(Data tied to figure images)
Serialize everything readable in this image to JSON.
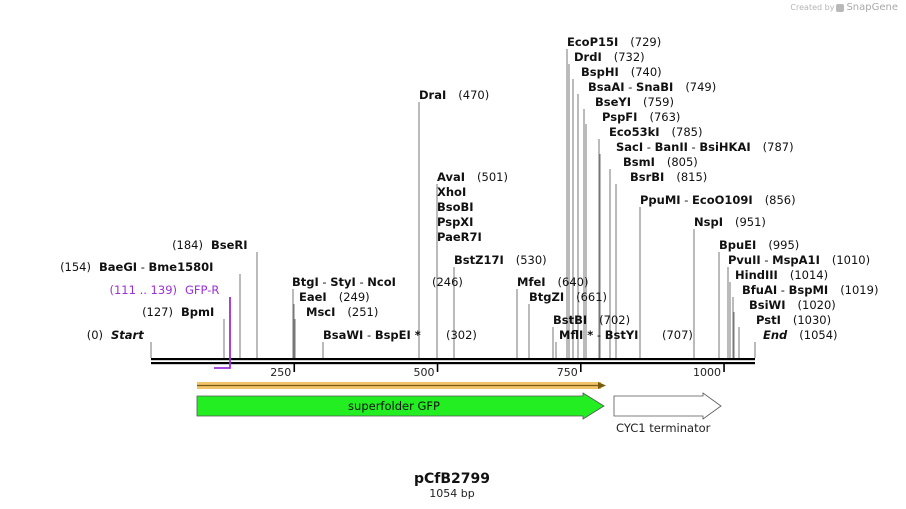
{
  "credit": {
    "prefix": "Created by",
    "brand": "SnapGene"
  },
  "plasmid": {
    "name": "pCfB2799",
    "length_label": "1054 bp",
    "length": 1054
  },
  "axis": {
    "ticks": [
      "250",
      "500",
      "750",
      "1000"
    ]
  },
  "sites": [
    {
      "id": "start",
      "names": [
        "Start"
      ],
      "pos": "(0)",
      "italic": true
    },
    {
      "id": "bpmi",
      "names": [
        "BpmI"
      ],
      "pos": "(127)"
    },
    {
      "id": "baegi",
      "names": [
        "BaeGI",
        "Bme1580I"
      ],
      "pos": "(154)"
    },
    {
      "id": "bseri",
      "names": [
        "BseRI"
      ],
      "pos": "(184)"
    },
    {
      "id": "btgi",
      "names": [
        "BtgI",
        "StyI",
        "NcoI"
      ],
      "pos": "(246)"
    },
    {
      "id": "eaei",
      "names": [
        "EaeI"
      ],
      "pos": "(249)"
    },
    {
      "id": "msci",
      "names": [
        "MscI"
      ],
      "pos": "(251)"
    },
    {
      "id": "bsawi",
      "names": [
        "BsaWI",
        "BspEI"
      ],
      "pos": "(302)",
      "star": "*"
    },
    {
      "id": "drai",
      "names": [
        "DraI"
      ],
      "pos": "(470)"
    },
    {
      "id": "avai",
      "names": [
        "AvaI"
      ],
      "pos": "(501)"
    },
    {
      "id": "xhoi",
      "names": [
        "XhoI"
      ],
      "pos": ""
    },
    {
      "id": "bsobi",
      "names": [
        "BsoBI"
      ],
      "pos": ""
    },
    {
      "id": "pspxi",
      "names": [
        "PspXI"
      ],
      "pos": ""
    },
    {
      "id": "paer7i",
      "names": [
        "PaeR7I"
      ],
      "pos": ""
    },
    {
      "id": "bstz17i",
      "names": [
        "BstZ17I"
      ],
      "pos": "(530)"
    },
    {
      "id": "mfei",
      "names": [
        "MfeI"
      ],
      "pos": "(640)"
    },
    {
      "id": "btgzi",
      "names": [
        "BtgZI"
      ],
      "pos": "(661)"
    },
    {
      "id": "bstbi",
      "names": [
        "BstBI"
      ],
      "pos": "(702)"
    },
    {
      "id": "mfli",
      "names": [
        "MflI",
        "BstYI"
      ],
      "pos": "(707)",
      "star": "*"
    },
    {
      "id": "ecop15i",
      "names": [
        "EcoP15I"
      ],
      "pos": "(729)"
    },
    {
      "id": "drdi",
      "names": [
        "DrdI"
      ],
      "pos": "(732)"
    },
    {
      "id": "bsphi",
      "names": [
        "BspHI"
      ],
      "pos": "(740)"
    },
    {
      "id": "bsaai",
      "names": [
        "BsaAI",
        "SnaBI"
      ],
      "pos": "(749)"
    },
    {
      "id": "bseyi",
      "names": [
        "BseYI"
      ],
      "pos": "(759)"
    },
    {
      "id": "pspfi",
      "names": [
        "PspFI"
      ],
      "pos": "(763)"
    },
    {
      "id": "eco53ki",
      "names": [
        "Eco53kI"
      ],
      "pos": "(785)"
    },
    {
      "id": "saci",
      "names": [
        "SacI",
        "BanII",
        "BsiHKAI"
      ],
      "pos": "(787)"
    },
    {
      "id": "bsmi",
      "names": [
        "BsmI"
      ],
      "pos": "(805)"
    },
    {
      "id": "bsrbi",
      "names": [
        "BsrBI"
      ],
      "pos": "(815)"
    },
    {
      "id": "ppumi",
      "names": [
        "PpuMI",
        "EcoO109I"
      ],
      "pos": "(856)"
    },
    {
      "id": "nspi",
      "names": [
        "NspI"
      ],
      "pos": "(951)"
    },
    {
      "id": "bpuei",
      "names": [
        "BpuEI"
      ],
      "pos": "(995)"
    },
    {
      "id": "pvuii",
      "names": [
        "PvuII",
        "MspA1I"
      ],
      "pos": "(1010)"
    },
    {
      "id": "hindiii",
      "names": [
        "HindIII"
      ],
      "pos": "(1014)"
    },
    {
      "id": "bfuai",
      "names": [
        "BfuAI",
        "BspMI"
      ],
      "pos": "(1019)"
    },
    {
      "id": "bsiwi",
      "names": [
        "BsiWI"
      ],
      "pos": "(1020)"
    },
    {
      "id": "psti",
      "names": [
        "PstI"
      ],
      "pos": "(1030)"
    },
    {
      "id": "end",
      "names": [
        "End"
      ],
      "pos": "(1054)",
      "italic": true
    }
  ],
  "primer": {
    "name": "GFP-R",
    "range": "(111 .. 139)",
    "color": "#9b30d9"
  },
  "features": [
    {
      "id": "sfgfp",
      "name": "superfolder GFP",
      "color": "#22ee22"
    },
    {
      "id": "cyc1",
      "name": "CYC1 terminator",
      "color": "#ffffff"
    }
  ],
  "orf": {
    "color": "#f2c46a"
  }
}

» TASK GOAL:
Write out every record above exactly as it stands, but leave out the pictures.

» RESULT:
Serialize everything readable in this image to JSON.
{
  "credit": {
    "prefix": "Created by",
    "brand": "SnapGene"
  },
  "plasmid": {
    "name": "pCfB2799",
    "length_label": "1054 bp",
    "length": 1054
  },
  "axis": {
    "ticks": [
      "250",
      "500",
      "750",
      "1000"
    ]
  },
  "sites": [
    {
      "id": "start",
      "names": [
        "Start"
      ],
      "pos": "(0)",
      "italic": true
    },
    {
      "id": "bpmi",
      "names": [
        "BpmI"
      ],
      "pos": "(127)"
    },
    {
      "id": "baegi",
      "names": [
        "BaeGI",
        "Bme1580I"
      ],
      "pos": "(154)"
    },
    {
      "id": "bseri",
      "names": [
        "BseRI"
      ],
      "pos": "(184)"
    },
    {
      "id": "btgi",
      "names": [
        "BtgI",
        "StyI",
        "NcoI"
      ],
      "pos": "(246)"
    },
    {
      "id": "eaei",
      "names": [
        "EaeI"
      ],
      "pos": "(249)"
    },
    {
      "id": "msci",
      "names": [
        "MscI"
      ],
      "pos": "(251)"
    },
    {
      "id": "bsawi",
      "names": [
        "BsaWI",
        "BspEI"
      ],
      "pos": "(302)",
      "star": "*"
    },
    {
      "id": "drai",
      "names": [
        "DraI"
      ],
      "pos": "(470)"
    },
    {
      "id": "avai",
      "names": [
        "AvaI"
      ],
      "pos": "(501)"
    },
    {
      "id": "xhoi",
      "names": [
        "XhoI"
      ],
      "pos": ""
    },
    {
      "id": "bsobi",
      "names": [
        "BsoBI"
      ],
      "pos": ""
    },
    {
      "id": "pspxi",
      "names": [
        "PspXI"
      ],
      "pos": ""
    },
    {
      "id": "paer7i",
      "names": [
        "PaeR7I"
      ],
      "pos": ""
    },
    {
      "id": "bstz17i",
      "names": [
        "BstZ17I"
      ],
      "pos": "(530)"
    },
    {
      "id": "mfei",
      "names": [
        "MfeI"
      ],
      "pos": "(640)"
    },
    {
      "id": "btgzi",
      "names": [
        "BtgZI"
      ],
      "pos": "(661)"
    },
    {
      "id": "bstbi",
      "names": [
        "BstBI"
      ],
      "pos": "(702)"
    },
    {
      "id": "mfli",
      "names": [
        "MflI",
        "BstYI"
      ],
      "pos": "(707)",
      "star": "*"
    },
    {
      "id": "ecop15i",
      "names": [
        "EcoP15I"
      ],
      "pos": "(729)"
    },
    {
      "id": "drdi",
      "names": [
        "DrdI"
      ],
      "pos": "(732)"
    },
    {
      "id": "bsphi",
      "names": [
        "BspHI"
      ],
      "pos": "(740)"
    },
    {
      "id": "bsaai",
      "names": [
        "BsaAI",
        "SnaBI"
      ],
      "pos": "(749)"
    },
    {
      "id": "bseyi",
      "names": [
        "BseYI"
      ],
      "pos": "(759)"
    },
    {
      "id": "pspfi",
      "names": [
        "PspFI"
      ],
      "pos": "(763)"
    },
    {
      "id": "eco53ki",
      "names": [
        "Eco53kI"
      ],
      "pos": "(785)"
    },
    {
      "id": "saci",
      "names": [
        "SacI",
        "BanII",
        "BsiHKAI"
      ],
      "pos": "(787)"
    },
    {
      "id": "bsmi",
      "names": [
        "BsmI"
      ],
      "pos": "(805)"
    },
    {
      "id": "bsrbi",
      "names": [
        "BsrBI"
      ],
      "pos": "(815)"
    },
    {
      "id": "ppumi",
      "names": [
        "PpuMI",
        "EcoO109I"
      ],
      "pos": "(856)"
    },
    {
      "id": "nspi",
      "names": [
        "NspI"
      ],
      "pos": "(951)"
    },
    {
      "id": "bpuei",
      "names": [
        "BpuEI"
      ],
      "pos": "(995)"
    },
    {
      "id": "pvuii",
      "names": [
        "PvuII",
        "MspA1I"
      ],
      "pos": "(1010)"
    },
    {
      "id": "hindiii",
      "names": [
        "HindIII"
      ],
      "pos": "(1014)"
    },
    {
      "id": "bfuai",
      "names": [
        "BfuAI",
        "BspMI"
      ],
      "pos": "(1019)"
    },
    {
      "id": "bsiwi",
      "names": [
        "BsiWI"
      ],
      "pos": "(1020)"
    },
    {
      "id": "psti",
      "names": [
        "PstI"
      ],
      "pos": "(1030)"
    },
    {
      "id": "end",
      "names": [
        "End"
      ],
      "pos": "(1054)",
      "italic": true
    }
  ],
  "primer": {
    "name": "GFP-R",
    "range": "(111 .. 139)",
    "color": "#9b30d9"
  },
  "features": [
    {
      "id": "sfgfp",
      "name": "superfolder GFP",
      "color": "#22ee22"
    },
    {
      "id": "cyc1",
      "name": "CYC1 terminator",
      "color": "#ffffff"
    }
  ],
  "orf": {
    "color": "#f2c46a"
  }
}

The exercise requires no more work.